#### [WRITTEN REQUEST]
Convert the lines below into a JSON list of strings with one string per line, skipping any blank lines. Leave the pictures out of the result.

[Data lines]
..............................
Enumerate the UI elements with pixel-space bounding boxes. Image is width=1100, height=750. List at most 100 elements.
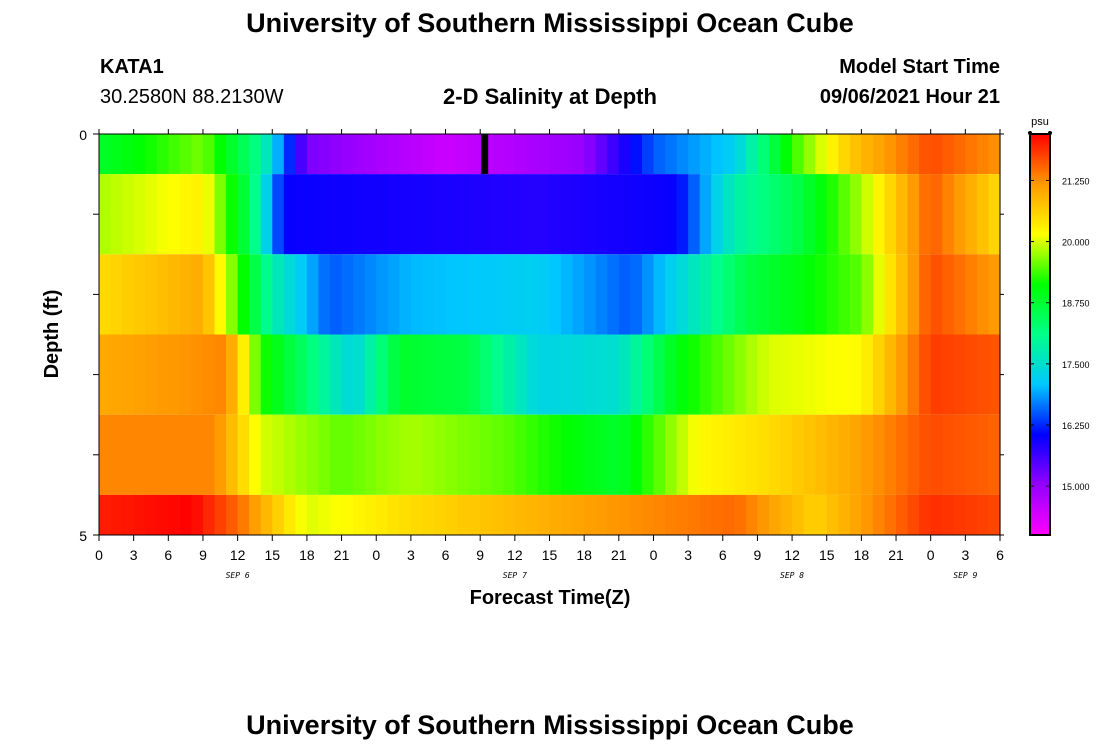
heatmap-cell: [745, 134, 759, 175]
heatmap-cell: [745, 414, 759, 495]
x-tick-label: 0: [650, 547, 658, 563]
x-tick-label: 6: [996, 547, 1004, 563]
heatmap-cell: [491, 414, 504, 495]
heatmap-cell: [884, 334, 897, 415]
heatmap-cell: [399, 334, 412, 415]
heatmap-cell: [584, 414, 597, 495]
station-id: KATA1: [100, 56, 164, 78]
heatmap-cell: [318, 254, 331, 335]
heatmap-cell: [306, 134, 320, 175]
heatmap-cell: [364, 334, 377, 415]
heatmap-cell: [491, 494, 504, 535]
heatmap-cell: [665, 134, 678, 175]
heatmap-cell: [249, 134, 262, 175]
heatmap-cell: [226, 174, 239, 255]
heatmap-cell: [907, 414, 920, 495]
heatmap-cell: [457, 134, 470, 175]
heatmap-cell: [295, 494, 308, 535]
heatmap-cell: [584, 334, 597, 415]
heatmap-cell: [607, 254, 620, 335]
heatmap-cell: [214, 254, 227, 335]
heatmap-cell: [572, 334, 585, 415]
heatmap-cell: [191, 174, 204, 255]
heatmap-cell: [734, 334, 747, 415]
heatmap-cell: [595, 494, 608, 535]
x-tick-label: 3: [961, 547, 969, 563]
heatmap-cell: [179, 334, 193, 415]
heatmap-cell: [711, 134, 724, 175]
heatmap-cell: [399, 174, 412, 255]
heatmap-cell: [133, 134, 146, 175]
heatmap-cell: [641, 334, 655, 415]
heatmap-cell: [491, 134, 504, 175]
colorbar-cap: [1028, 131, 1032, 135]
heatmap-cell: [953, 174, 966, 255]
heatmap-cell: [410, 134, 424, 175]
heatmap-cell: [792, 414, 805, 495]
heatmap-cell: [480, 174, 493, 255]
heatmap-cell: [988, 334, 1001, 415]
heatmap-cell: [503, 254, 516, 335]
heatmap-cell: [872, 494, 886, 535]
heatmap-cell: [306, 174, 320, 255]
heatmap-cell: [526, 494, 539, 535]
heatmap-cell: [202, 254, 216, 335]
heatmap-cell: [734, 134, 747, 175]
heatmap-cell: [838, 174, 851, 255]
heatmap-cell: [214, 174, 227, 255]
heatmap-cell: [537, 254, 551, 335]
heatmap-cell: [364, 494, 377, 535]
x-tick-label: 6: [164, 547, 172, 563]
heatmap-cell: [110, 134, 123, 175]
heatmap-cell: [896, 254, 909, 335]
heatmap-cell: [295, 414, 308, 495]
heatmap-cell: [537, 414, 551, 495]
heatmap-cell: [353, 334, 366, 415]
heatmap-cell: [919, 414, 932, 495]
heatmap-cell: [838, 334, 851, 415]
heatmap-cell: [953, 134, 966, 175]
heatmap-cell: [503, 334, 516, 415]
heatmap-cell: [387, 494, 400, 535]
heatmap-cell: [780, 334, 793, 415]
heatmap-cell: [249, 494, 262, 535]
heatmap-cell: [641, 494, 655, 535]
heatmap-cell: [422, 414, 435, 495]
heatmap-cell: [561, 254, 574, 335]
heatmap-cell: [584, 134, 597, 175]
heatmap-cell: [387, 174, 400, 255]
heatmap-cell: [630, 494, 643, 535]
heatmap-cell: [976, 254, 990, 335]
heatmap-cell: [595, 414, 608, 495]
heatmap-cell: [907, 174, 920, 255]
heatmap-cell: [399, 494, 412, 535]
heatmap-cell: [861, 494, 874, 535]
x-tick-label: 15: [264, 547, 280, 563]
heatmap-cell: [179, 254, 193, 335]
heatmap-cell: [607, 414, 620, 495]
heatmap-cell: [503, 134, 516, 175]
station-location: 30.2580N 88.2130W: [100, 86, 284, 108]
heatmap-cell: [688, 254, 701, 335]
heatmap-cell: [341, 334, 354, 415]
heatmap-cell: [861, 414, 874, 495]
heatmap-cell: [803, 174, 816, 255]
heatmap-cell: [930, 134, 943, 175]
colorbar-tick-label: 21.250: [1062, 176, 1090, 186]
heatmap-cell: [849, 134, 862, 175]
heatmap-cell: [514, 134, 527, 175]
heatmap-cell: [722, 334, 735, 415]
heatmap-cell: [480, 334, 493, 415]
heatmap-cell: [688, 414, 701, 495]
heatmap-cell: [168, 414, 181, 495]
heatmap-cell: [815, 174, 828, 255]
heatmap-cell: [630, 134, 643, 175]
heatmap-cell: [168, 134, 181, 175]
heatmap-cell: [295, 334, 308, 415]
heatmap-cell: [526, 134, 539, 175]
colorbar-tick-label: 17.500: [1062, 360, 1090, 370]
x-tick-label: 6: [719, 547, 727, 563]
heatmap-cell: [849, 174, 862, 255]
heatmap-cell: [768, 254, 782, 335]
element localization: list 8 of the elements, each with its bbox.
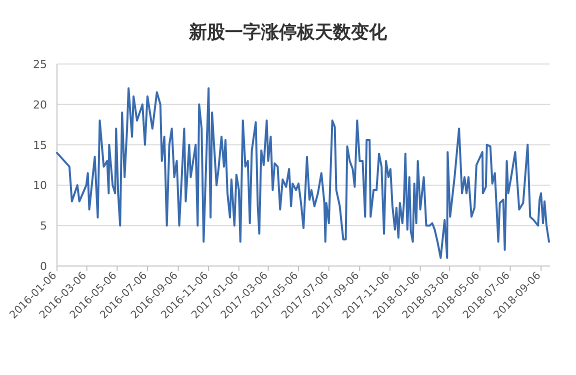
y-tick-label: 20 (33, 98, 47, 112)
y-tick-label: 15 (33, 138, 47, 152)
y-tick-label: 0 (40, 260, 47, 273)
y-tick-label: 10 (33, 179, 47, 192)
y-tick-label: 5 (40, 220, 47, 233)
chart-title: 新股一字涨停板天数变化 (188, 22, 388, 43)
line-series (56, 87, 550, 259)
y-tick-label: 25 (33, 58, 47, 71)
..............................
#### [SOLUTION BELOW]
[
  "Enumerate the UI elements with pixel-space bounding boxes. Image is width=1100, height=750. List at most 100 elements.",
  "heatmap-cell: [745, 134, 759, 175]",
  "heatmap-cell: [745, 414, 759, 495]",
  "x-tick-label: 0: [650, 547, 658, 563]",
  "x-tick-label: 6: [996, 547, 1004, 563]",
  "heatmap-cell: [491, 414, 504, 495]",
  "heatmap-cell: [884, 334, 897, 415]",
  "heatmap-cell: [399, 334, 412, 415]",
  "heatmap-cell: [584, 414, 597, 495]",
  "station-id: KATA1: [100, 56, 164, 78]",
  "heatmap-cell: [318, 254, 331, 335]",
  "heatmap-cell: [306, 134, 320, 175]",
  "heatmap-cell: [364, 334, 377, 415]",
  "heatmap-cell: [491, 494, 504, 535]",
  "heatmap-cell: [665, 134, 678, 175]",
  "heatmap-cell: [249, 134, 262, 175]",
  "heatmap-cell: [226, 174, 239, 255]",
  "heatmap-cell: [907, 414, 920, 495]",
  "heatmap-cell: [457, 134, 470, 175]",
  "heatmap-cell: [295, 494, 308, 535]",
  "heatmap-cell: [584, 334, 597, 415]",
  "heatmap-cell: [607, 254, 620, 335]",
  "heatmap-cell: [214, 254, 227, 335]",
  "heatmap-cell: [572, 334, 585, 415]",
  "heatmap-cell: [191, 174, 204, 255]",
  "heatmap-cell: [734, 334, 747, 415]",
  "heatmap-cell: [595, 494, 608, 535]",
  "x-tick-label: 3: [961, 547, 969, 563]",
  "heatmap-cell: [179, 334, 193, 415]",
  "heatmap-cell: [711, 134, 724, 175]",
  "heatmap-cell: [399, 174, 412, 255]",
  "heatmap-cell: [133, 134, 146, 175]",
  "heatmap-cell: [641, 334, 655, 415]",
  "heatmap-cell: [491, 134, 504, 175]",
  "colorbar-cap: [1028, 131, 1032, 135]",
  "heatmap-cell: [953, 174, 966, 255]",
  "heatmap-cell: [410, 134, 424, 175]",
  "heatmap-cell: [792, 414, 805, 495]",
  "heatmap-cell: [480, 174, 493, 255]",
  "heatmap-cell: [988, 334, 1001, 415]",
  "heatmap-cell: [503, 254, 516, 335]",
  "heatmap-cell: [872, 494, 886, 535]",
  "heatmap-cell: [306, 174, 320, 255]",
  "heatmap-cell: [526, 494, 539, 535]",
  "heatmap-cell: [202, 254, 216, 335]",
  "heatmap-cell: [734, 134, 747, 175]",
  "heatmap-cell: [838, 174, 851, 255]",
  "heatmap-cell: [214, 174, 227, 255]",
  "heatmap-cell: [537, 254, 551, 335]",
  "heatmap-cell: [364, 494, 377, 535]",
  "x-tick-label: 6: [164, 547, 172, 563]",
  "heatmap-cell: [110, 134, 123, 175]",
  "heatmap-cell: [896, 254, 909, 335]",
  "heatmap-cell: [295, 414, 308, 495]",
  "heatmap-cell: [537, 414, 551, 495]",
  "heatmap-cell: [353, 334, 366, 415]",
  "heatmap-cell: [919, 414, 932, 495]",
  "heatmap-cell: [838, 334, 851, 415]",
  "heatmap-cell: [953, 134, 966, 175]",
  "heatmap-cell: [503, 334, 516, 415]",
  "heatmap-cell: [387, 494, 400, 535]",
  "heatmap-cell: [780, 334, 793, 415]",
  "heatmap-cell: [249, 494, 262, 535]",
  "heatmap-cell: [641, 494, 655, 535]",
  "heatmap-cell: [422, 414, 435, 495]",
  "heatmap-cell: [561, 254, 574, 335]",
  "heatmap-cell: [584, 134, 597, 175]",
  "heatmap-cell: [387, 174, 400, 255]",
  "heatmap-cell: [630, 494, 643, 535]",
  "heatmap-cell: [976, 254, 990, 335]",
  "heatmap-cell: [595, 414, 608, 495]",
  "heatmap-cell: [907, 174, 920, 255]",
  "heatmap-cell: [399, 494, 412, 535]",
  "heatmap-cell: [861, 494, 874, 535]",
  "x-tick-label: 15: [264, 547, 280, 563]",
  "heatmap-cell: [179, 254, 193, 335]",
  "heatmap-cell: [607, 414, 620, 495]",
  "heatmap-cell: [503, 134, 516, 175]",
  "station-location: 30.2580N 88.2130W: [100, 86, 284, 108]",
  "heatmap-cell: [688, 254, 701, 335]",
  "heatmap-cell: [341, 334, 354, 415]",
  "heatmap-cell: [861, 414, 874, 495]",
  "heatmap-cell: [803, 174, 816, 255]",
  "heatmap-cell: [930, 134, 943, 175]",
  "colorbar-tick-label: 21.250: [1062, 176, 1090, 186]",
  "heatmap-cell: [849, 134, 862, 175]",
  "heatmap-cell: [514, 134, 527, 175]",
  "heatmap-cell: [722, 334, 735, 415]",
  "heatmap-cell: [480, 334, 493, 415]",
  "heatmap-cell: [688, 414, 701, 495]",
  "heatmap-cell: [168, 414, 181, 495]",
  "heatmap-cell: [815, 174, 828, 255]",
  "heatmap-cell: [630, 134, 643, 175]",
  "heatmap-cell: [168, 134, 181, 175]",
  "heatmap-cell: [295, 334, 308, 415]",
  "heatmap-cell: [526, 134, 539, 175]",
  "colorbar-tick-label: 17.500: [1062, 360, 1090, 370]",
  "x-tick-label: 6: [719, 547, 727, 563]",
  "heatmap-cell: [849, 174, 862, 255]",
  "heatmap-cell: [768, 254, 782, 335]",
  "element localization: list 8 of the elements, each with its bbox.",
  "y-tick-label: 20 (33, 98, 47, 112)",
  "y-tick-label: 15 (33, 138, 47, 152)",
  "y-tick-label: 0 (40, 260, 47, 273)",
  "y-tick-label: 10 (33, 179, 47, 192)",
  "y-tick-label: 5 (40, 220, 47, 233)",
  "chart-title: 新股一字涨停板天数变化 (188, 22, 388, 43)",
  "line-series (56, 87, 550, 259)",
  "y-tick-label: 25 (33, 58, 47, 71)"
]